***** RECORDS SHOWN *****

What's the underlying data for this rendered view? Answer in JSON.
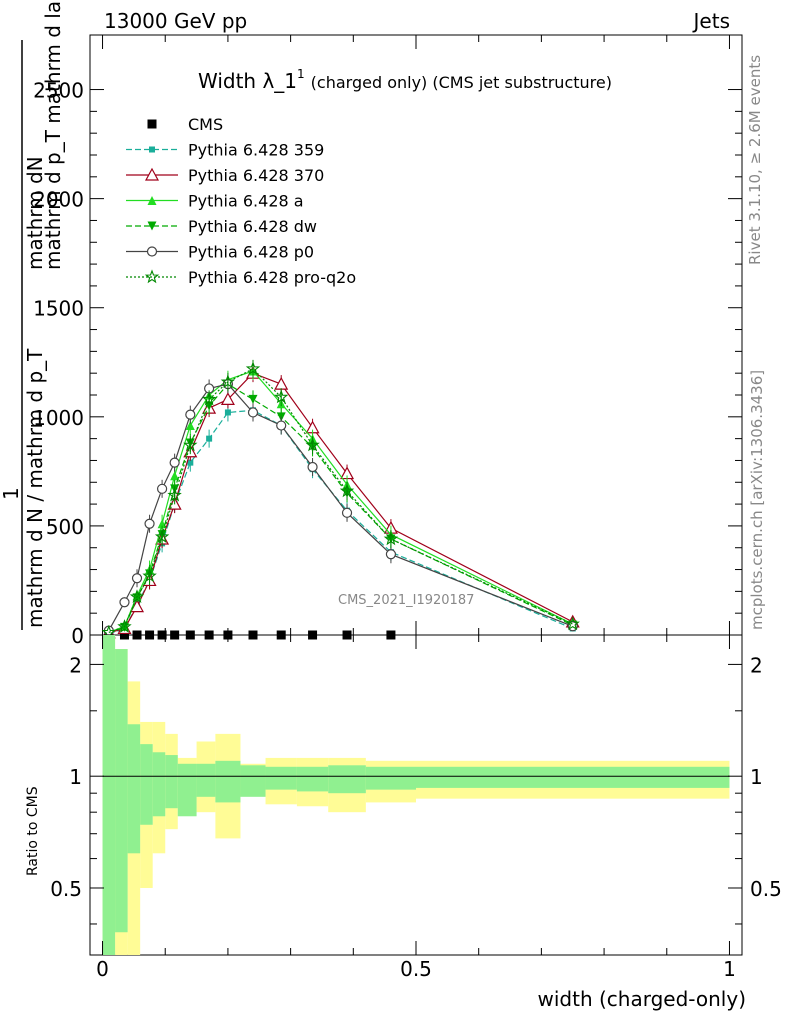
{
  "header": {
    "left": "13000 GeV pp",
    "right": "Jets"
  },
  "side_labels": {
    "rivet": "Rivet 3.1.10, ≥ 2.6M events",
    "mcplots": "mcplots.cern.ch [arXiv:1306.3436]"
  },
  "chart_data": [
    {
      "type": "line",
      "title": "Width λ_1",
      "title_sup": "1",
      "subtitle": "(charged only) (CMS jet substructure)",
      "ylabel_num": "mathrm dN",
      "ylabel_num_sub": "mathrm d p_T mathrm d lambda",
      "ylabel_den": "mathrm d N / mathrm d p_T",
      "ylabel_one": "1",
      "watermark": "CMS_2021_I1920187",
      "xlim": [
        -0.02,
        1.02
      ],
      "ylim": [
        0,
        2750
      ],
      "yticks": [
        0,
        500,
        1000,
        1500,
        2000,
        2500
      ],
      "ytick_labels": [
        "0",
        "500",
        "1000",
        "1500",
        "2000",
        "2500"
      ],
      "legend_position": "top-left",
      "x": [
        0.01,
        0.035,
        0.055,
        0.075,
        0.095,
        0.115,
        0.14,
        0.17,
        0.2,
        0.24,
        0.285,
        0.335,
        0.39,
        0.46,
        0.75
      ],
      "series": [
        {
          "name": "CMS",
          "color": "#000000",
          "marker": "square-filled",
          "dash": "none",
          "values": [
            0,
            0,
            0,
            0,
            0,
            0,
            0,
            0,
            0,
            0,
            0,
            0,
            0,
            0,
            null
          ]
        },
        {
          "name": "Pythia 6.428 359",
          "color": "#1aae9a",
          "marker": "square-small",
          "dash": "6,3",
          "values": [
            8,
            25,
            140,
            250,
            420,
            600,
            790,
            900,
            1020,
            1030,
            960,
            760,
            570,
            380,
            30
          ]
        },
        {
          "name": "Pythia 6.428 370",
          "color": "#a0001a",
          "marker": "triangle-open",
          "dash": "none",
          "values": [
            10,
            30,
            130,
            250,
            440,
            600,
            840,
            1040,
            1080,
            1200,
            1150,
            950,
            740,
            490,
            60
          ]
        },
        {
          "name": "Pythia 6.428 a",
          "color": "#22dd22",
          "marker": "triangle-filled",
          "dash": "none",
          "values": [
            12,
            40,
            180,
            300,
            510,
            730,
            960,
            1100,
            1170,
            1210,
            1060,
            900,
            690,
            460,
            50
          ]
        },
        {
          "name": "Pythia 6.428 dw",
          "color": "#00aa00",
          "marker": "triangle-down-filled",
          "dash": "6,3",
          "values": [
            10,
            35,
            170,
            280,
            460,
            670,
            880,
            1050,
            1150,
            1080,
            1000,
            860,
            650,
            440,
            45
          ]
        },
        {
          "name": "Pythia 6.428 p0",
          "color": "#444444",
          "marker": "circle-open",
          "dash": "none",
          "values": [
            20,
            150,
            260,
            510,
            670,
            790,
            1010,
            1130,
            1150,
            1020,
            960,
            770,
            560,
            370,
            40
          ]
        },
        {
          "name": "Pythia 6.428 pro-q2o",
          "color": "#008800",
          "marker": "star-open",
          "dash": "2,2",
          "values": [
            12,
            38,
            175,
            270,
            450,
            640,
            870,
            1080,
            1160,
            1220,
            1090,
            870,
            660,
            440,
            50
          ]
        }
      ]
    },
    {
      "type": "area",
      "ylabel": "Ratio to CMS",
      "xlabel": "width (charged-only)",
      "xticks": [
        0,
        0.5,
        1
      ],
      "xtick_labels": [
        "0",
        "0.5",
        "1"
      ],
      "yticks": [
        0.5,
        1,
        2
      ],
      "ytick_labels": [
        "0.5",
        "1",
        "2"
      ],
      "ylim": [
        0.33,
        2.4
      ],
      "scale": "log",
      "bin_edges": [
        0.0,
        0.02,
        0.04,
        0.06,
        0.08,
        0.1,
        0.12,
        0.15,
        0.18,
        0.22,
        0.26,
        0.31,
        0.36,
        0.42,
        0.5,
        1.0
      ],
      "inner_band": {
        "name": "stat",
        "color": "#90f090",
        "lo": [
          0.2,
          0.38,
          0.62,
          0.74,
          0.78,
          0.82,
          0.78,
          0.88,
          0.85,
          0.88,
          0.92,
          0.91,
          0.9,
          0.92,
          0.93
        ],
        "hi": [
          5.0,
          2.2,
          1.38,
          1.22,
          1.16,
          1.14,
          1.08,
          1.08,
          1.1,
          1.07,
          1.06,
          1.06,
          1.07,
          1.06,
          1.06
        ]
      },
      "outer_band": {
        "name": "total",
        "color": "#fffc96",
        "lo": [
          0.1,
          0.2,
          0.33,
          0.5,
          0.62,
          0.72,
          0.82,
          0.8,
          0.68,
          0.94,
          0.84,
          0.83,
          0.8,
          0.85,
          0.87
        ],
        "hi": [
          9.0,
          2.2,
          1.8,
          1.4,
          1.4,
          1.3,
          1.12,
          1.24,
          1.3,
          1.08,
          1.12,
          1.12,
          1.12,
          1.1,
          1.1
        ]
      }
    }
  ]
}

*****

> [WHAT IS REQUIRED] Report the number of lines in the listing that include the string "only"; give nothing but the number.

> [RESPONSE FOR THIS EXERCISE] 2